Short task: Turn the items into a numbered list, leaving out blank lines, from the first line of the items up to and including the line with "data-label: 3.15: [66, 412, 86, 424]".

## Start

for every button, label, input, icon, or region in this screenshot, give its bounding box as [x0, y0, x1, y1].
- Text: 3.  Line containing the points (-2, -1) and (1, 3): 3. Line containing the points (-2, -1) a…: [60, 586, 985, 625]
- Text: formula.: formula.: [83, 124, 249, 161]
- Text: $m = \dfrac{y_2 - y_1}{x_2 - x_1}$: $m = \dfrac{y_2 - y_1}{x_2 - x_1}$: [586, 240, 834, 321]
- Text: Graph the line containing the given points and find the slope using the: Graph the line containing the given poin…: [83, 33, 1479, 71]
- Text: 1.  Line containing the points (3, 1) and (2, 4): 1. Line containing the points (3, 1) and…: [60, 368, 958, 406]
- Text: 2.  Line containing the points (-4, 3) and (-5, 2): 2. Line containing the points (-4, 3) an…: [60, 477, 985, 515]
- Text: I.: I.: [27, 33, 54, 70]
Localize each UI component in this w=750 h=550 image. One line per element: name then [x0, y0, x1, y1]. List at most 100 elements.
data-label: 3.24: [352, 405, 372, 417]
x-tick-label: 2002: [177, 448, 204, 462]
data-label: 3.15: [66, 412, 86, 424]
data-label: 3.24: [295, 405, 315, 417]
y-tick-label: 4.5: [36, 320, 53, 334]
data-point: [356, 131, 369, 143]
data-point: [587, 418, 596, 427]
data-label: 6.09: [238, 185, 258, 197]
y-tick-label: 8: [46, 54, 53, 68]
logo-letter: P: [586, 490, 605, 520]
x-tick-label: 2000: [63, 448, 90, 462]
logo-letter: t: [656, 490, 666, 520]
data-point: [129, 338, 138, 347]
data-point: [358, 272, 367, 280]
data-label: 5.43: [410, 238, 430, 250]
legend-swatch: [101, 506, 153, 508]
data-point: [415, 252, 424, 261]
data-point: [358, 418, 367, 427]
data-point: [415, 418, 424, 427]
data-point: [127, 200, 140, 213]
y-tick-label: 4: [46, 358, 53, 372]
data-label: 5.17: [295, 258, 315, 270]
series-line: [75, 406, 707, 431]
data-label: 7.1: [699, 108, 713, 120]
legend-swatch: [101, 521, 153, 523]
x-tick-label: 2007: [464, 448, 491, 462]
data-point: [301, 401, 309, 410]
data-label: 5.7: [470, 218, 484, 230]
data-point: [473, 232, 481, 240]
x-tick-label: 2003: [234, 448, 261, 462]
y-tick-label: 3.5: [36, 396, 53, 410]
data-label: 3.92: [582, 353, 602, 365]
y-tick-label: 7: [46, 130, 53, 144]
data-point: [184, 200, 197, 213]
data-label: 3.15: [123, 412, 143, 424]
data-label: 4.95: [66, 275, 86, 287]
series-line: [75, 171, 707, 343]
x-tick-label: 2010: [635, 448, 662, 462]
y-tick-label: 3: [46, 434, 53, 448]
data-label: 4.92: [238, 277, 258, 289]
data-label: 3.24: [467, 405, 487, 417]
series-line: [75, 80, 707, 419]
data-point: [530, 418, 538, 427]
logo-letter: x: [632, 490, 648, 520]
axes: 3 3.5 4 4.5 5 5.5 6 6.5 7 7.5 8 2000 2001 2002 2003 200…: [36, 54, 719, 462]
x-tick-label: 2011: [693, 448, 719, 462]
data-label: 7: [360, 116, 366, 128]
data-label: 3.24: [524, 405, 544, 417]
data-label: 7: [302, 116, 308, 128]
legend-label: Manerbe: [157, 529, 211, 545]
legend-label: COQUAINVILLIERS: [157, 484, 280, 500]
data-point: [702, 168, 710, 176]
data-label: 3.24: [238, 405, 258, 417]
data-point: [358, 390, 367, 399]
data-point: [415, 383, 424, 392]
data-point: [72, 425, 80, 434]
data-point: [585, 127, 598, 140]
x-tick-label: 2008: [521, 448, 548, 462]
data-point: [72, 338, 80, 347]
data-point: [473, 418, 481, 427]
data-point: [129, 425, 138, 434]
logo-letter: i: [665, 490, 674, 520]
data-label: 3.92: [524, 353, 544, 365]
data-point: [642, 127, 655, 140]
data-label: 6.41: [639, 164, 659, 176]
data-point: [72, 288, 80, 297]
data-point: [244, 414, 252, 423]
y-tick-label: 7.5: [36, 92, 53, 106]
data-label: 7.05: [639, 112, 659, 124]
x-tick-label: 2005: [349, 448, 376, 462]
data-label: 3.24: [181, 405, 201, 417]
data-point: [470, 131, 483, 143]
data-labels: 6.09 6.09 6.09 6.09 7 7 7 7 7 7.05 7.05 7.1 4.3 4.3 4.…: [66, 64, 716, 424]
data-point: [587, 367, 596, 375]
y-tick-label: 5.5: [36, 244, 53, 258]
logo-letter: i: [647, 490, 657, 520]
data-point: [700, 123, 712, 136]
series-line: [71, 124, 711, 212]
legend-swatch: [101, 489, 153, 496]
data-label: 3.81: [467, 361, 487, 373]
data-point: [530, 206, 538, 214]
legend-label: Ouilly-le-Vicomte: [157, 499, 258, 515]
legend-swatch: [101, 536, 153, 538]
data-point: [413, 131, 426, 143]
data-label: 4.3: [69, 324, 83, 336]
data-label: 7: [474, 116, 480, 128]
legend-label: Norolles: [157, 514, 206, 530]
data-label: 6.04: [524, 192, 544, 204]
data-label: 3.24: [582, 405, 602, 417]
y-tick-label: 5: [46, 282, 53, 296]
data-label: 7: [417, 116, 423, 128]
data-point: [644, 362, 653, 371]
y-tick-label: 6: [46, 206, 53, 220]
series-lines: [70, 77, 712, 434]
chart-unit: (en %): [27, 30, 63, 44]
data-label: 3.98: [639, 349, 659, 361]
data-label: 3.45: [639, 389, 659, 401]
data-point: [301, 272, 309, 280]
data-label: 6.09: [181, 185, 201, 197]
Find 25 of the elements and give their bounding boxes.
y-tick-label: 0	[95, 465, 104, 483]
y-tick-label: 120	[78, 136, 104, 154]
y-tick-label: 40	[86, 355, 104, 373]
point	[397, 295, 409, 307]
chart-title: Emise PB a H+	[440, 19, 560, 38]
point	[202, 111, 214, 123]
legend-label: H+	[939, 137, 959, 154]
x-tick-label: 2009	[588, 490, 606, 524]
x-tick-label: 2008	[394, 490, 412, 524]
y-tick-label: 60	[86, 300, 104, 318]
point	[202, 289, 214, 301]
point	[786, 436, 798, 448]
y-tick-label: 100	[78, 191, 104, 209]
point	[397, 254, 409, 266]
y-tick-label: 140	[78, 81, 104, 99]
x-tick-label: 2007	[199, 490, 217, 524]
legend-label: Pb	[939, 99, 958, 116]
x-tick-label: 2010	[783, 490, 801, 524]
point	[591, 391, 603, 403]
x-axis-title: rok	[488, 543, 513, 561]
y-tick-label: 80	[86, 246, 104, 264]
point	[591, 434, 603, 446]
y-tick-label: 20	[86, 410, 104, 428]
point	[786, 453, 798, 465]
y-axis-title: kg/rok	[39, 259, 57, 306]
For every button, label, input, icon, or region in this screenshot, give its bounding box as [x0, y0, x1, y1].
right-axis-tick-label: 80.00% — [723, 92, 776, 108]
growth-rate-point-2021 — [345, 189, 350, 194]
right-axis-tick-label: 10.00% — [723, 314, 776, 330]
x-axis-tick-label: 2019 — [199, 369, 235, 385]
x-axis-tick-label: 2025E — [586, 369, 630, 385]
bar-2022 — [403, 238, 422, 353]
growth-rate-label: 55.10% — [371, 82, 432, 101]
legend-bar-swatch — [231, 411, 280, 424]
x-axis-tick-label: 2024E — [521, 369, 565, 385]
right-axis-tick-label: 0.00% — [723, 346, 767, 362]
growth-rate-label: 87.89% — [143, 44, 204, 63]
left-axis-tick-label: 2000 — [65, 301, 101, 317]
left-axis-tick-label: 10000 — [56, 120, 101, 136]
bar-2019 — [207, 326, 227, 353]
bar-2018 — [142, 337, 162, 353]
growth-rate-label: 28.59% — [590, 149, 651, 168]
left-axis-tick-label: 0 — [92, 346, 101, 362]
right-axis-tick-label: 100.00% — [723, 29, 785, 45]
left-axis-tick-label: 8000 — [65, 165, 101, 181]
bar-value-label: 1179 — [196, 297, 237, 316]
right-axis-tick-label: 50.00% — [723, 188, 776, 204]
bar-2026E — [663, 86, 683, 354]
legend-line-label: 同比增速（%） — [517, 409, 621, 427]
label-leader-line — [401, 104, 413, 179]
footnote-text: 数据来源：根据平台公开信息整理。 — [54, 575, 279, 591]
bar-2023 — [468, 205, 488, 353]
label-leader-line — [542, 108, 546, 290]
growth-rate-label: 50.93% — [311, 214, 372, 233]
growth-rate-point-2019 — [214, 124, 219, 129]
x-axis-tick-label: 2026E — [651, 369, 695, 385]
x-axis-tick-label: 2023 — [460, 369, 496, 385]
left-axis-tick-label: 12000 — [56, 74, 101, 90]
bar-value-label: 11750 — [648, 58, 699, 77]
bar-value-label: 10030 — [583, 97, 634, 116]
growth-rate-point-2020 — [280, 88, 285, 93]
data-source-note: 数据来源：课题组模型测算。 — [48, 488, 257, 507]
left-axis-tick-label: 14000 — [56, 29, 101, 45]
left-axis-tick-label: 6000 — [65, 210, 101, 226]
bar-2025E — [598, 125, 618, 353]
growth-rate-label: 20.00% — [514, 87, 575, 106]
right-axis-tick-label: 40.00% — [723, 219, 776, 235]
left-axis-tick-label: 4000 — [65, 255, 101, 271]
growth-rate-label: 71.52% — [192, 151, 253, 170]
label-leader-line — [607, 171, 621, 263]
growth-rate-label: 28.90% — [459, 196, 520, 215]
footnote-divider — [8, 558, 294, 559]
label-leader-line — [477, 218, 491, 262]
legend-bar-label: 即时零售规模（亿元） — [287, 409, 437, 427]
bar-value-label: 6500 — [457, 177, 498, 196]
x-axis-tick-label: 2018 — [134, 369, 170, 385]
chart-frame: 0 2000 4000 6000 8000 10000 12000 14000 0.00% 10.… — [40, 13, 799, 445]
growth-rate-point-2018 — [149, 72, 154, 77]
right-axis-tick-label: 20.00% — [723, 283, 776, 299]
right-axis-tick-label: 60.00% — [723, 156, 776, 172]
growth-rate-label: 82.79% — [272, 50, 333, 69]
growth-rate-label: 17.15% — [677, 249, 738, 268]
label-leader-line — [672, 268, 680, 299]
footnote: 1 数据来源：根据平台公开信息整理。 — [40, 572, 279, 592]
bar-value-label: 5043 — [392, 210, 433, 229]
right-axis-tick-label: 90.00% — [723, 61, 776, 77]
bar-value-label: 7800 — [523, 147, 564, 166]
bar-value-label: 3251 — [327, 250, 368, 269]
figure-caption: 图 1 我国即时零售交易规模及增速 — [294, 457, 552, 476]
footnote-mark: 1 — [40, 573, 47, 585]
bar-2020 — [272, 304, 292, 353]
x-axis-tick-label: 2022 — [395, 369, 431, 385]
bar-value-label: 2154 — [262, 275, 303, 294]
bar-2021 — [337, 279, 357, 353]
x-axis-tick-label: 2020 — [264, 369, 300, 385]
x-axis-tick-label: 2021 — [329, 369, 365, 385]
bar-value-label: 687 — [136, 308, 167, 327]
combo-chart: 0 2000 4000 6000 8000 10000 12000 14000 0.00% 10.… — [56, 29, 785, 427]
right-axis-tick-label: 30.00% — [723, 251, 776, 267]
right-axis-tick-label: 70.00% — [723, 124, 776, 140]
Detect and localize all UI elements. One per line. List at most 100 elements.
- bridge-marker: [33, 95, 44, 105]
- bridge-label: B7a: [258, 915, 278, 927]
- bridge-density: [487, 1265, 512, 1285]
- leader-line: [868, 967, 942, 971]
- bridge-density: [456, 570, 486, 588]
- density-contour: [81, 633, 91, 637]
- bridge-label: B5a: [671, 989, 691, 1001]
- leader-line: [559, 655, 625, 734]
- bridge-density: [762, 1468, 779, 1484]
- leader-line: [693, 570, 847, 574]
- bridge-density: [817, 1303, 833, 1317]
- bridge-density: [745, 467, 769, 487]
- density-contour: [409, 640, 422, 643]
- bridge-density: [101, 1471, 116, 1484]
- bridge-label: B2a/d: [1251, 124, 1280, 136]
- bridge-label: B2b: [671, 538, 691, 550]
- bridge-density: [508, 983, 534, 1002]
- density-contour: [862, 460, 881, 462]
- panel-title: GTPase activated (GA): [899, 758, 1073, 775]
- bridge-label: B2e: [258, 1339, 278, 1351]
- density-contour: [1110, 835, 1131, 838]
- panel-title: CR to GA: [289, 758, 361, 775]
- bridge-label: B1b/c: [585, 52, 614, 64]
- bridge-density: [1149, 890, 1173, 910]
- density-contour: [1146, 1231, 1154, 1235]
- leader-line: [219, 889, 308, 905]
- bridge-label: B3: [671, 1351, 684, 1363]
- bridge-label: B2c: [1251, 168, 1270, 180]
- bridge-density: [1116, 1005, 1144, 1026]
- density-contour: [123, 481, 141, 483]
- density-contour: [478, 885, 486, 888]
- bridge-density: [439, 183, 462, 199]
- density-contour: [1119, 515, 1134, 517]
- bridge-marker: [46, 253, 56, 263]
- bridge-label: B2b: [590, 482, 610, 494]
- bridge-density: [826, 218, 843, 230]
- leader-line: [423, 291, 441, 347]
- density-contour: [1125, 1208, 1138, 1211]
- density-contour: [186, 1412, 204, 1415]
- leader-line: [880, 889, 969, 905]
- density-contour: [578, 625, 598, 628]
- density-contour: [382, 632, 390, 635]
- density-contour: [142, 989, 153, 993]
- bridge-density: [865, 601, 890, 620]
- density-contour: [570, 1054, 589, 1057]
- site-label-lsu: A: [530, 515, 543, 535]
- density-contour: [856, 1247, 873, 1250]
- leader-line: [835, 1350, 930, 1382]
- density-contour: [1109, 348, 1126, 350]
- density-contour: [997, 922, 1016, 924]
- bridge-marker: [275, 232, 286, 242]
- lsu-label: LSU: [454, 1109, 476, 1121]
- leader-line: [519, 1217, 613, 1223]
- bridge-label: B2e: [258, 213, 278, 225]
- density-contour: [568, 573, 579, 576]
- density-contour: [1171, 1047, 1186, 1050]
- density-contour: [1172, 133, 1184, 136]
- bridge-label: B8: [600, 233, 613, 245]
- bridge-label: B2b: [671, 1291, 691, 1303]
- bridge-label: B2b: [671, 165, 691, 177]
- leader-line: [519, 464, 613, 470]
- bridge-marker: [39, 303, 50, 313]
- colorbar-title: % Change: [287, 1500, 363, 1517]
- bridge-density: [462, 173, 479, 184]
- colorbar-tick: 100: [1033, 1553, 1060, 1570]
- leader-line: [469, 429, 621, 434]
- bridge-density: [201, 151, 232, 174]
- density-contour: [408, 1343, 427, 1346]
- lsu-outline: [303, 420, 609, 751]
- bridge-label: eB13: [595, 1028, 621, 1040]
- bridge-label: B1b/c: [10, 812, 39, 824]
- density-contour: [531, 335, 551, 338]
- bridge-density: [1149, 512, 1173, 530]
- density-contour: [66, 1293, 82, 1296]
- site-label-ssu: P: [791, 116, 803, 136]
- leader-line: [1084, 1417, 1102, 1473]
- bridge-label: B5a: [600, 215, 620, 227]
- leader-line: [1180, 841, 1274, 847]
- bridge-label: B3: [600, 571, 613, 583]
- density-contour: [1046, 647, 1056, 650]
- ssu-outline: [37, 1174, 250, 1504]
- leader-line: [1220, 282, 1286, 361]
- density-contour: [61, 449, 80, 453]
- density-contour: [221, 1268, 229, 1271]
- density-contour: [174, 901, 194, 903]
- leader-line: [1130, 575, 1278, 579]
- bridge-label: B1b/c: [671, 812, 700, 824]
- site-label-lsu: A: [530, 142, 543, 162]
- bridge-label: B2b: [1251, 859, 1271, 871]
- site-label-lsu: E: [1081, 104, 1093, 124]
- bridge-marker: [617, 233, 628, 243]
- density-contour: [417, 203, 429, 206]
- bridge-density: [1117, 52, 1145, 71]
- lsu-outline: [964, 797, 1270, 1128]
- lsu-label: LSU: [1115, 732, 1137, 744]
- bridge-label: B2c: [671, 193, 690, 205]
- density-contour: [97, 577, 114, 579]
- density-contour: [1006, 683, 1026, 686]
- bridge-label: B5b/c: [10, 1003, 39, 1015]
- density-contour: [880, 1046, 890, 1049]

## End

The answer:
1. for every button, label, input, icon, or region in this screenshot, give its bounding box as [x0, y0, x1, y1].
2. - Text: 3.  Line containing the points (-2, -1) and (1, 3): 3. Line containing the points (-2, -1) a…: [60, 586, 985, 625]
3. - Text: formula.: formula.: [83, 124, 249, 161]
4. - Text: $m = \dfrac{y_2 - y_1}{x_2 - x_1}$: $m = \dfrac{y_2 - y_1}{x_2 - x_1}$: [586, 240, 834, 321]
5. - Text: Graph the line containing the given points and find the slope using the: Graph the line containing the given poin…: [83, 33, 1479, 71]
6. - Text: 1.  Line containing the points (3, 1) and (2, 4): 1. Line containing the points (3, 1) and…: [60, 368, 958, 406]
7. - Text: 2.  Line containing the points (-4, 3) and (-5, 2): 2. Line containing the points (-4, 3) an…: [60, 477, 985, 515]
8. - Text: I.: I.: [27, 33, 54, 70]
9. Localize each UI component in this w=750 h=550 image. One line per element: name then [x0, y0, x1, y1]. List at most 100 elements.
10. data-label: 3.24: [352, 405, 372, 417]
11. x-tick-label: 2002: [177, 448, 204, 462]
12. data-label: 3.15: [66, 412, 86, 424]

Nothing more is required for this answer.